> Set exercise
Filter the entries below, keeping only lines with the word "Incident".

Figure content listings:
|---|

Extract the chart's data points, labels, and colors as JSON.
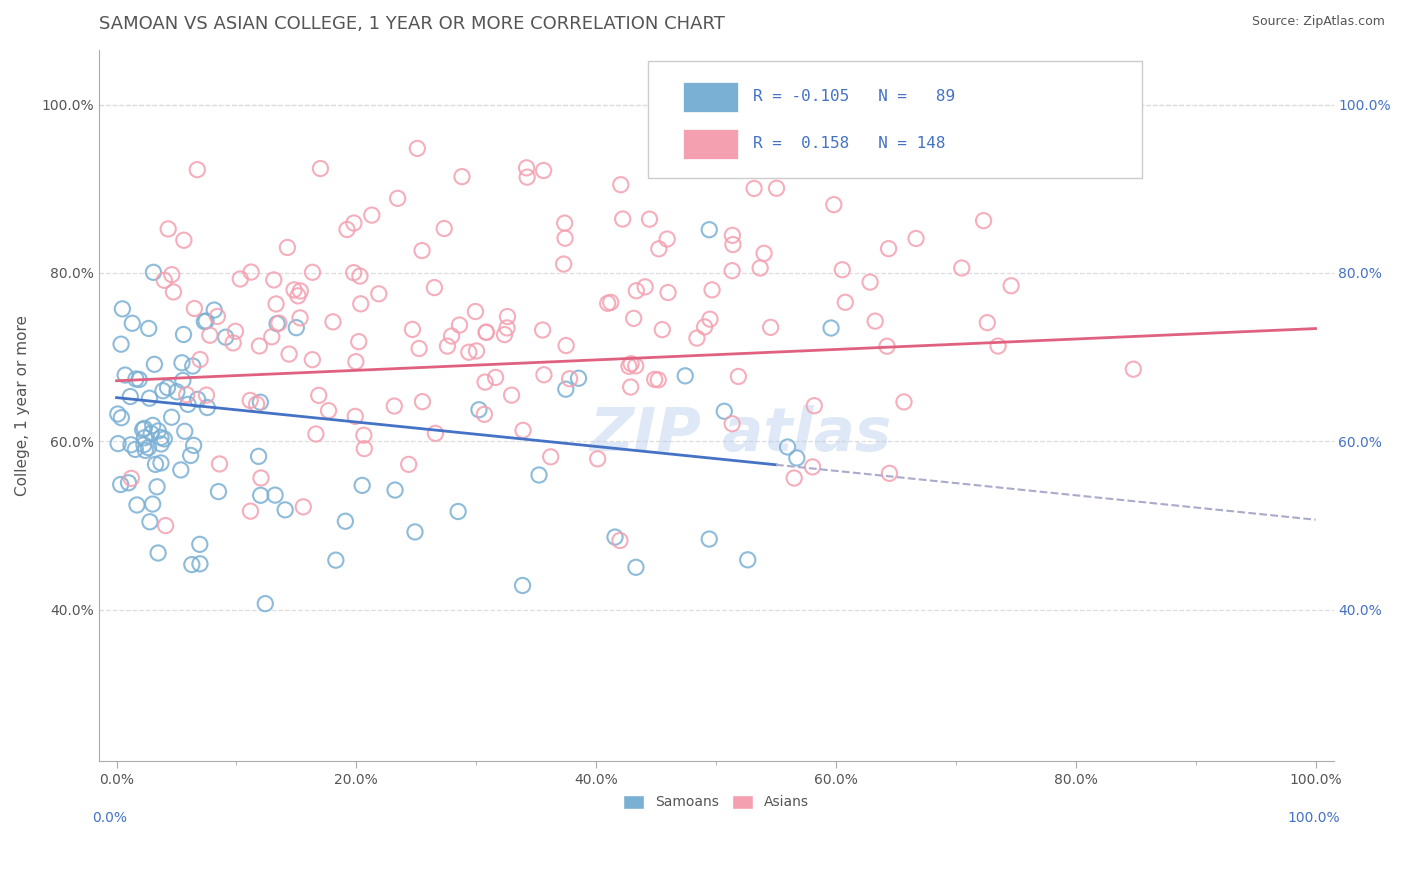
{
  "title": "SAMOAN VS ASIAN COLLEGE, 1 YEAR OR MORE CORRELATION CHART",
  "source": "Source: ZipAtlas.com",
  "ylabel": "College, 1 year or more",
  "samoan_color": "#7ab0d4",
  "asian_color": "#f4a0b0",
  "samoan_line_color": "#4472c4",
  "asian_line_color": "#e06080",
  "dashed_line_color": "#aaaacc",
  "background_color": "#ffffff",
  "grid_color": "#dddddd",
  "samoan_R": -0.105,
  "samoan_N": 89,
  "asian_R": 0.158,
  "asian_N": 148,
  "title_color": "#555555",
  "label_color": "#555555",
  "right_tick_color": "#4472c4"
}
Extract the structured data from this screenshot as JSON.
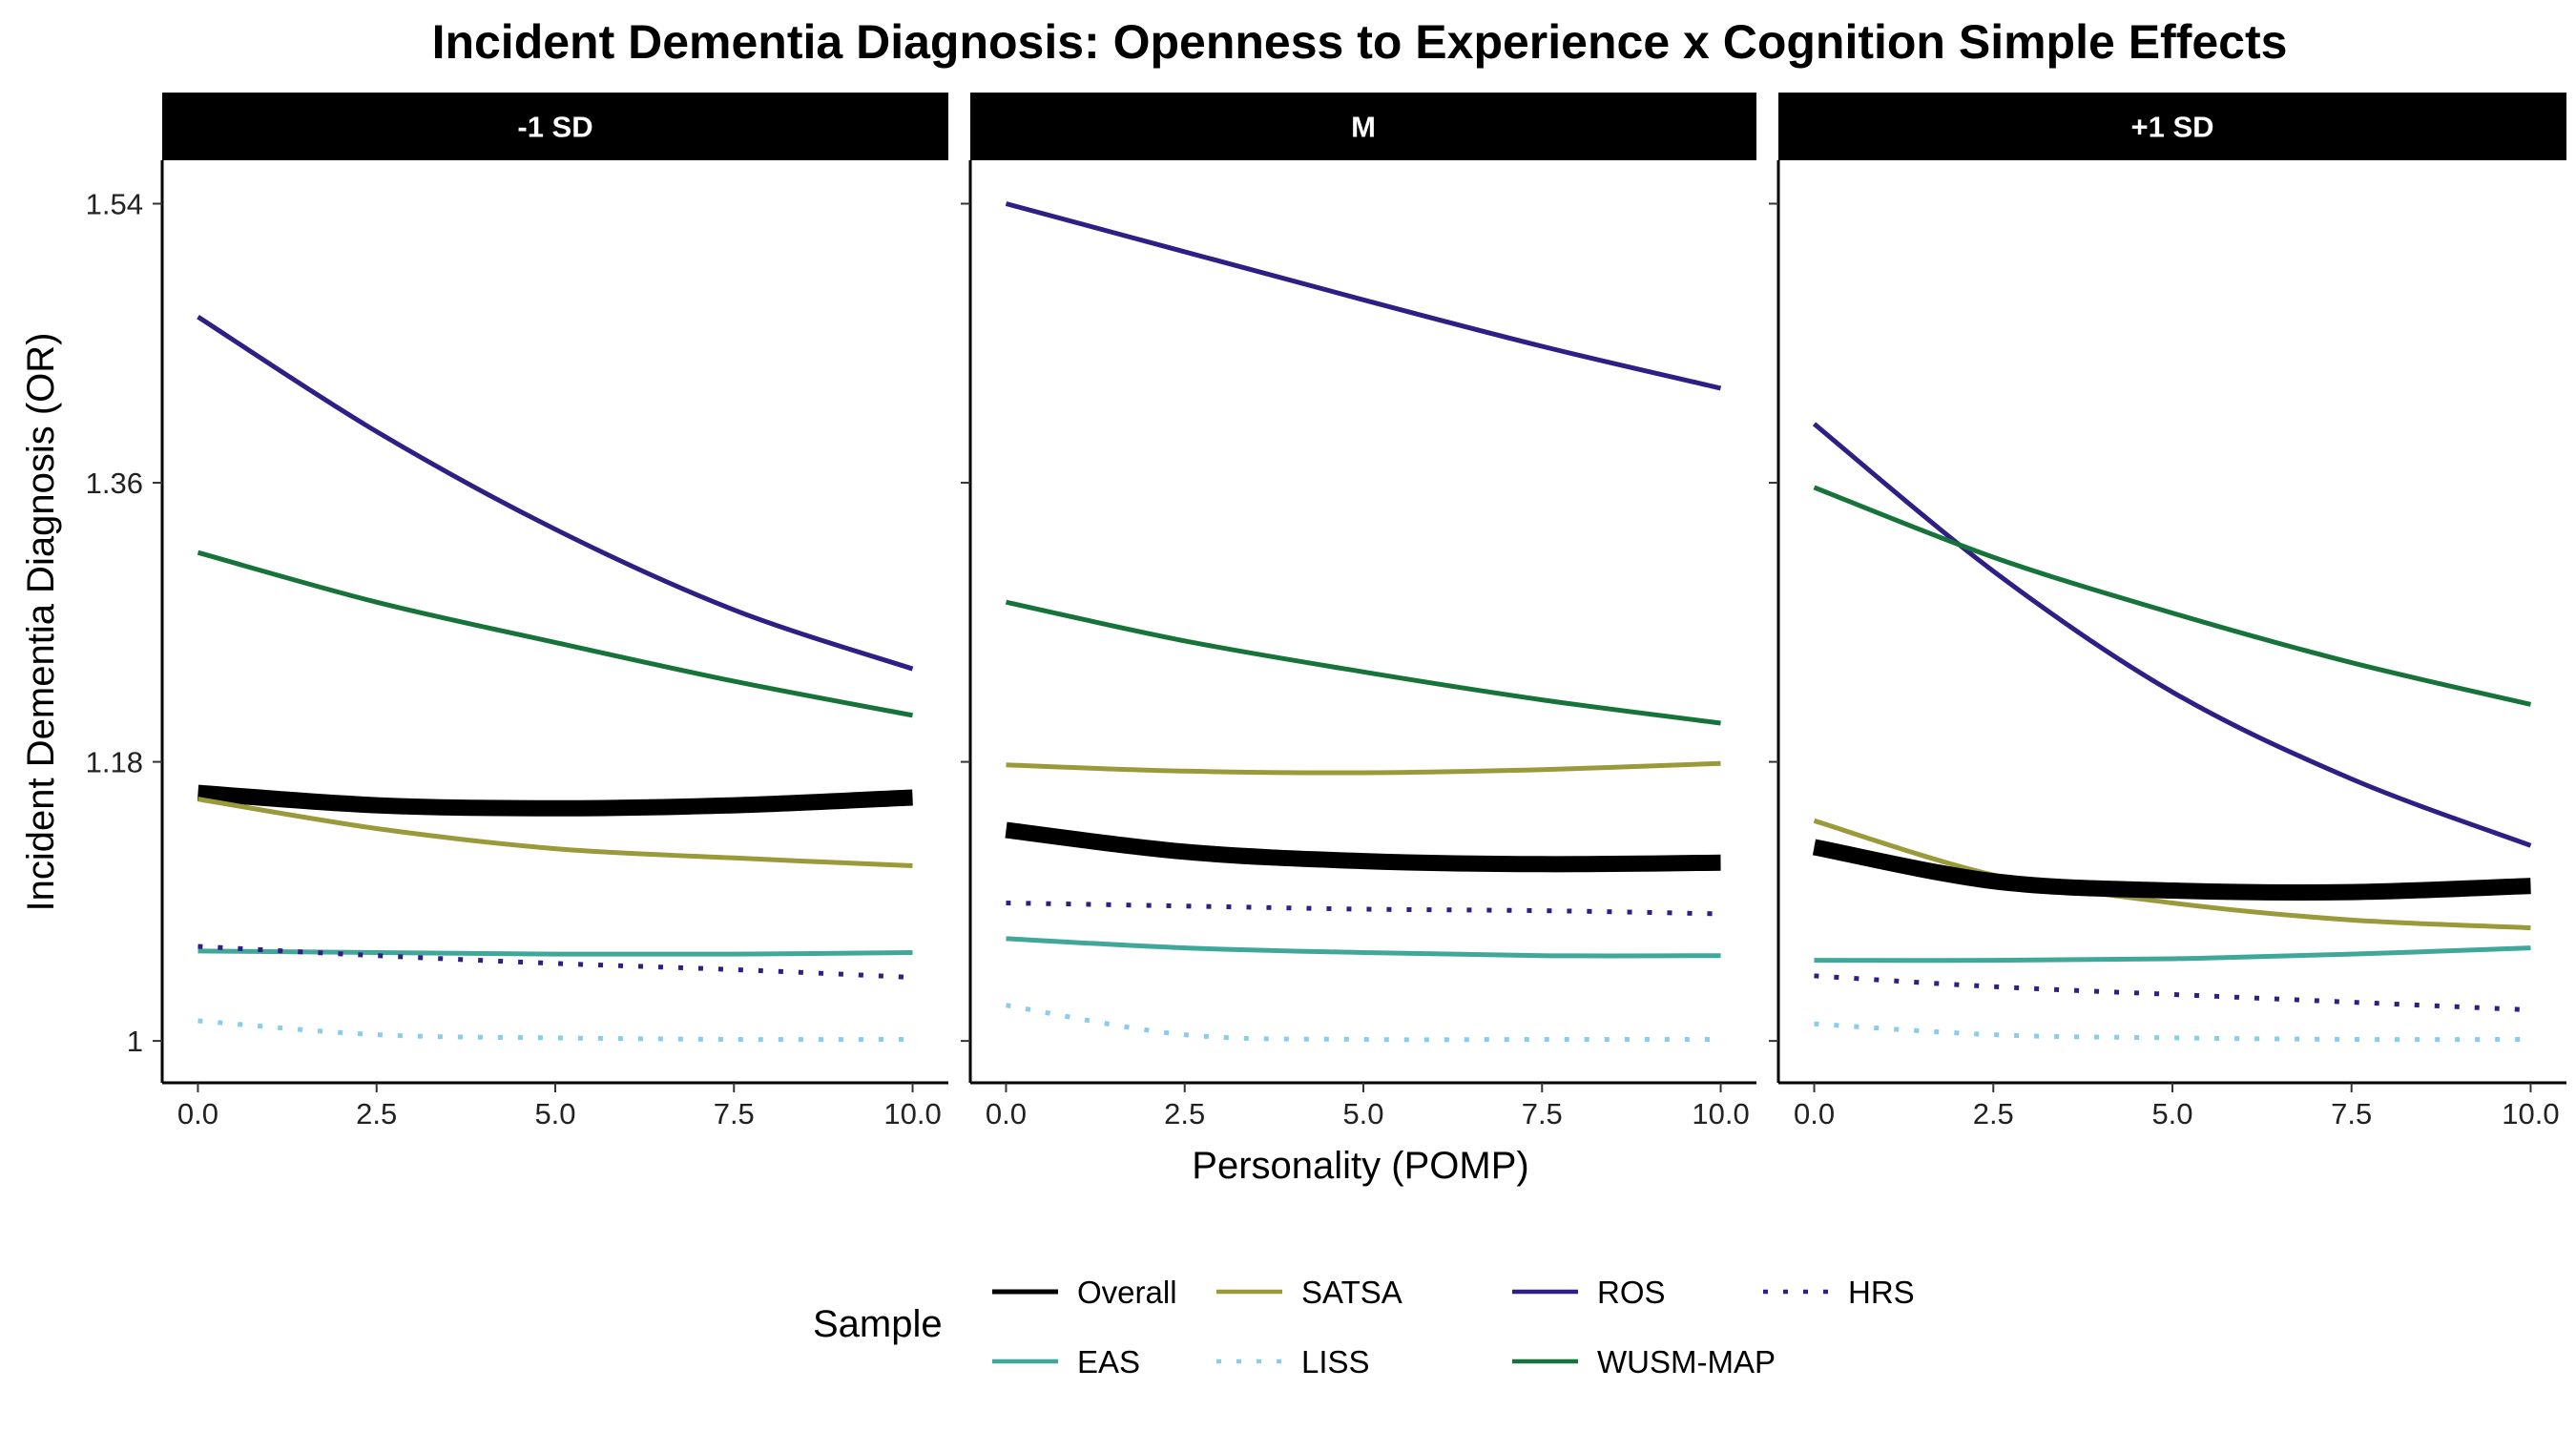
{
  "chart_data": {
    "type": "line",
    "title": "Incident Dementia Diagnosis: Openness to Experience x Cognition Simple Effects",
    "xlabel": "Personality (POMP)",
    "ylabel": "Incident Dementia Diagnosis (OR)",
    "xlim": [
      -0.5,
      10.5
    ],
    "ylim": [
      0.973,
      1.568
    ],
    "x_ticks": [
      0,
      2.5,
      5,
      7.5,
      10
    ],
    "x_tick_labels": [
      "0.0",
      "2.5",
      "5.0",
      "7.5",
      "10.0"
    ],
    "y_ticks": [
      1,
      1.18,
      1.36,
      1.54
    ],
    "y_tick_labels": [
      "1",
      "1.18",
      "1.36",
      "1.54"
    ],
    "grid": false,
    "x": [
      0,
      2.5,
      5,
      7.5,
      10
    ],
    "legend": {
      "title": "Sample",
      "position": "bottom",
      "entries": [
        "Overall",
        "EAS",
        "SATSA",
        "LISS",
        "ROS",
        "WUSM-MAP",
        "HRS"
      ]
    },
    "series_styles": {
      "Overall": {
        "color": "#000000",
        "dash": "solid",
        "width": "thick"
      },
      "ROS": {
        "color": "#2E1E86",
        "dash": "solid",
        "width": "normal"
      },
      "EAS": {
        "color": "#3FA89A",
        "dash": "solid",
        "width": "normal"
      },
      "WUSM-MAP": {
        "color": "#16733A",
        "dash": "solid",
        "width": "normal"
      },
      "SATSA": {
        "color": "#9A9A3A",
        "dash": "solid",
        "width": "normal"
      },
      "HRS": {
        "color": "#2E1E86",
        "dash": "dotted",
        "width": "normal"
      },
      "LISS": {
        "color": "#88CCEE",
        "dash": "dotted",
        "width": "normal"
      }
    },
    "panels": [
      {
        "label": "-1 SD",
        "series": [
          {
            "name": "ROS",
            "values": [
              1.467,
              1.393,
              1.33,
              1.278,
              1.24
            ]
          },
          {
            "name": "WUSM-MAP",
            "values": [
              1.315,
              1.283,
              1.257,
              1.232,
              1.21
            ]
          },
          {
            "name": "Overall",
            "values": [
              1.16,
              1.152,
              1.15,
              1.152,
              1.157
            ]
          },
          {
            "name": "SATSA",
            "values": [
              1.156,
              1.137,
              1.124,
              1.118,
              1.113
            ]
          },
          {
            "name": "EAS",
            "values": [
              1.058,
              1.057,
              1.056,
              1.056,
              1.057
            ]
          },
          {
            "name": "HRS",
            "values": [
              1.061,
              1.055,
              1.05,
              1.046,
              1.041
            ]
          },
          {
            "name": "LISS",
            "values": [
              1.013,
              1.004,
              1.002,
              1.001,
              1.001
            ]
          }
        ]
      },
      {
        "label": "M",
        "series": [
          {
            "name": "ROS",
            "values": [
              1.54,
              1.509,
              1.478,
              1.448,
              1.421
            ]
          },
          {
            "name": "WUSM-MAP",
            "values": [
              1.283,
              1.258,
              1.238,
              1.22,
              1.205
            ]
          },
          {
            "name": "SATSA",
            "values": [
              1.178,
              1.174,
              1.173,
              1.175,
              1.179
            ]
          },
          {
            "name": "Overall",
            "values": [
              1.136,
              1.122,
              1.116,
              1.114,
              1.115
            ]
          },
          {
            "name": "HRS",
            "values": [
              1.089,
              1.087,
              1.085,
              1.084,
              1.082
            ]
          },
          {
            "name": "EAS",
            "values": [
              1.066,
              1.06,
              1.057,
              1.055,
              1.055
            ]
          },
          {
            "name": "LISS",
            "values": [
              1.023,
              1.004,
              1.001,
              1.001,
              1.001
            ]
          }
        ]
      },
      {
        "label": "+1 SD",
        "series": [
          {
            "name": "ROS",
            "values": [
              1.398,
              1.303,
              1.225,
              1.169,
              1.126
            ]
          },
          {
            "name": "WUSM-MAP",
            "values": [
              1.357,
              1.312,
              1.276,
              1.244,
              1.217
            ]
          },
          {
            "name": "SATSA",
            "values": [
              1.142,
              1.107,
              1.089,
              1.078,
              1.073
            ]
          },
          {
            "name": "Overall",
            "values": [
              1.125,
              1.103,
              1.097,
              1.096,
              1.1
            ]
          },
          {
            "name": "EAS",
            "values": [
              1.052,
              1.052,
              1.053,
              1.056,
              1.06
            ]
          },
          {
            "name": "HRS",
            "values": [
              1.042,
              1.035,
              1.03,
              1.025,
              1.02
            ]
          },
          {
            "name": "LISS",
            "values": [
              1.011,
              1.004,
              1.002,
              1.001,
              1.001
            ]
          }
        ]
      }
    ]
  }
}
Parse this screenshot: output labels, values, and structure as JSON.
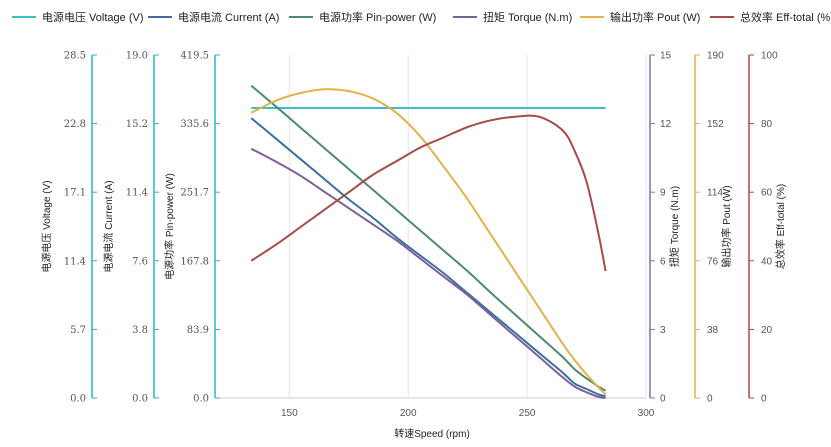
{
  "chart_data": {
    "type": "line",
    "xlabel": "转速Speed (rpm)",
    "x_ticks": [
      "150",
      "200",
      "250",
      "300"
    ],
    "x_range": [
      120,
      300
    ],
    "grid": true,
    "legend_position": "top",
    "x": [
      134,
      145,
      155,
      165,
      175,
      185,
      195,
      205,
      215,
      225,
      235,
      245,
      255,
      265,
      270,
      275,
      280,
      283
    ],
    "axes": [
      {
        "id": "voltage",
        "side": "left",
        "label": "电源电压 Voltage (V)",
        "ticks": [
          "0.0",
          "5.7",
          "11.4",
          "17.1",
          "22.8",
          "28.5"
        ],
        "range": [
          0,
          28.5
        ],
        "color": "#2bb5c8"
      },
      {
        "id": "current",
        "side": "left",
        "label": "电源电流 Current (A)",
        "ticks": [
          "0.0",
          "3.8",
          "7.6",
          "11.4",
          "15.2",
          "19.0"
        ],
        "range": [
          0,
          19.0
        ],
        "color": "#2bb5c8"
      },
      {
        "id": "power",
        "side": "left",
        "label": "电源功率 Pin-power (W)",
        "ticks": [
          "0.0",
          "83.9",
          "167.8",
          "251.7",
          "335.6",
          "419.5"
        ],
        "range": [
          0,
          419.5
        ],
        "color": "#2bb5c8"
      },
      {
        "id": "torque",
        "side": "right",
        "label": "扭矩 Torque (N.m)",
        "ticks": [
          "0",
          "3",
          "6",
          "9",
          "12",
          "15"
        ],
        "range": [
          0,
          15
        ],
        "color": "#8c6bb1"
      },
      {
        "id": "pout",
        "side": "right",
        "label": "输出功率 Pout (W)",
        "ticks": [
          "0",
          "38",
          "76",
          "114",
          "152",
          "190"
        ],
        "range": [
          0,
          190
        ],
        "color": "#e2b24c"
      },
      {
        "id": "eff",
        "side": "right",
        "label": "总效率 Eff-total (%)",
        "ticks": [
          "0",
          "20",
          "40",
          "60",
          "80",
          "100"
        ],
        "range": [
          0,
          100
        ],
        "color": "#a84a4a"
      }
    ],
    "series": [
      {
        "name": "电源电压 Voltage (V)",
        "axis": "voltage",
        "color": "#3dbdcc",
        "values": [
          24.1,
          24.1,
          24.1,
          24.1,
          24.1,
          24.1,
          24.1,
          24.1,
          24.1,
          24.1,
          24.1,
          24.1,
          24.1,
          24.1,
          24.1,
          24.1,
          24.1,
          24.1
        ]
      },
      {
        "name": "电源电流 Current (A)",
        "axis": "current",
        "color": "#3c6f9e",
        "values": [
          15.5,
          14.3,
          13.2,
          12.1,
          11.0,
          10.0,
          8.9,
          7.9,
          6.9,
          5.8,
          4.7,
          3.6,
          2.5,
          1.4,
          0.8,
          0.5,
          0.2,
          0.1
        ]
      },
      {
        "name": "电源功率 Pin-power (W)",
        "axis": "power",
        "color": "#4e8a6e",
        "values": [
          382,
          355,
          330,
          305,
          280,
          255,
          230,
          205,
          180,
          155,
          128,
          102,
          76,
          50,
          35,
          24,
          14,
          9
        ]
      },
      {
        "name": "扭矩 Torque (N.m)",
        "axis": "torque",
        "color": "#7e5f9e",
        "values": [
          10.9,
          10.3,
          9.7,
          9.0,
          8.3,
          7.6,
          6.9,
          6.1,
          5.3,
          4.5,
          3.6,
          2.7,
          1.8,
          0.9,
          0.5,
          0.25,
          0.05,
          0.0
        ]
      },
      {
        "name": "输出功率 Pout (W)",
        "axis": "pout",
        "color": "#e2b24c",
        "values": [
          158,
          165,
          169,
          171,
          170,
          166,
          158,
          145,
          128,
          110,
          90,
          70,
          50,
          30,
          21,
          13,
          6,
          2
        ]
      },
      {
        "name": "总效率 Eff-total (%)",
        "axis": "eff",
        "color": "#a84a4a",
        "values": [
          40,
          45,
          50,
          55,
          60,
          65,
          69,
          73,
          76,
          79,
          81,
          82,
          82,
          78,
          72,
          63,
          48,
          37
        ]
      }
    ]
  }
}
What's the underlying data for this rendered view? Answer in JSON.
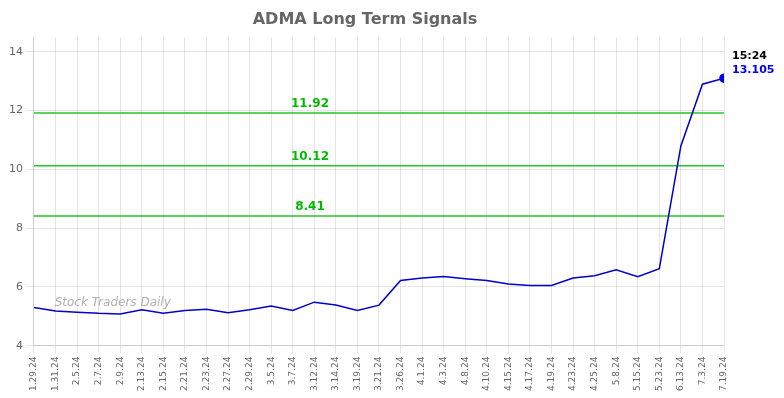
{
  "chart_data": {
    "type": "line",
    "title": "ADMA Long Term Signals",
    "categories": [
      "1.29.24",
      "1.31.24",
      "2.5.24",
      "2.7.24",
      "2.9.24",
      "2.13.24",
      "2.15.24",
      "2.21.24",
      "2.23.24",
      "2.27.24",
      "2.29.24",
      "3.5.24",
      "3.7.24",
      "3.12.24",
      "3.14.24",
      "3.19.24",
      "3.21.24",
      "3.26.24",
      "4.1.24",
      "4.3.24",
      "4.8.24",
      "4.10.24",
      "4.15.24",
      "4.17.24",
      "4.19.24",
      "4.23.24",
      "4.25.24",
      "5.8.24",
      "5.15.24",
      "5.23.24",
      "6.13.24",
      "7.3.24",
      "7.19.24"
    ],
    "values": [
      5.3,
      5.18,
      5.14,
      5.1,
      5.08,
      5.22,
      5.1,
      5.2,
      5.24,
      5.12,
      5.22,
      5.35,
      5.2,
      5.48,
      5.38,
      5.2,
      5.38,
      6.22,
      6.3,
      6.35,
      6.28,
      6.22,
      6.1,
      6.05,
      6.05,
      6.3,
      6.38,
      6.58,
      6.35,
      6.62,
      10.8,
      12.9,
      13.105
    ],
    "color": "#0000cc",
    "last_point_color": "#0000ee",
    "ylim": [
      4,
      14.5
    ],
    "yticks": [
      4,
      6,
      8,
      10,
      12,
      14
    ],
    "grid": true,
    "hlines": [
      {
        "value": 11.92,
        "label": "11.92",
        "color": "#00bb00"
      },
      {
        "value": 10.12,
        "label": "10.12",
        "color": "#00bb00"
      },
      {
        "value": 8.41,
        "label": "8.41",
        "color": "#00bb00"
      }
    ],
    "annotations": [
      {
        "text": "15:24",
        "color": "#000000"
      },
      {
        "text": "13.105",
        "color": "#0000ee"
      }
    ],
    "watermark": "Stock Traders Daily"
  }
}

|---|

> Reply
    "title": "Incident Dementia Diagnosis: Openness to Experience x Cognition Simple Effects",
    "ylabel": "Incident Dementia Diagnosis (OR)",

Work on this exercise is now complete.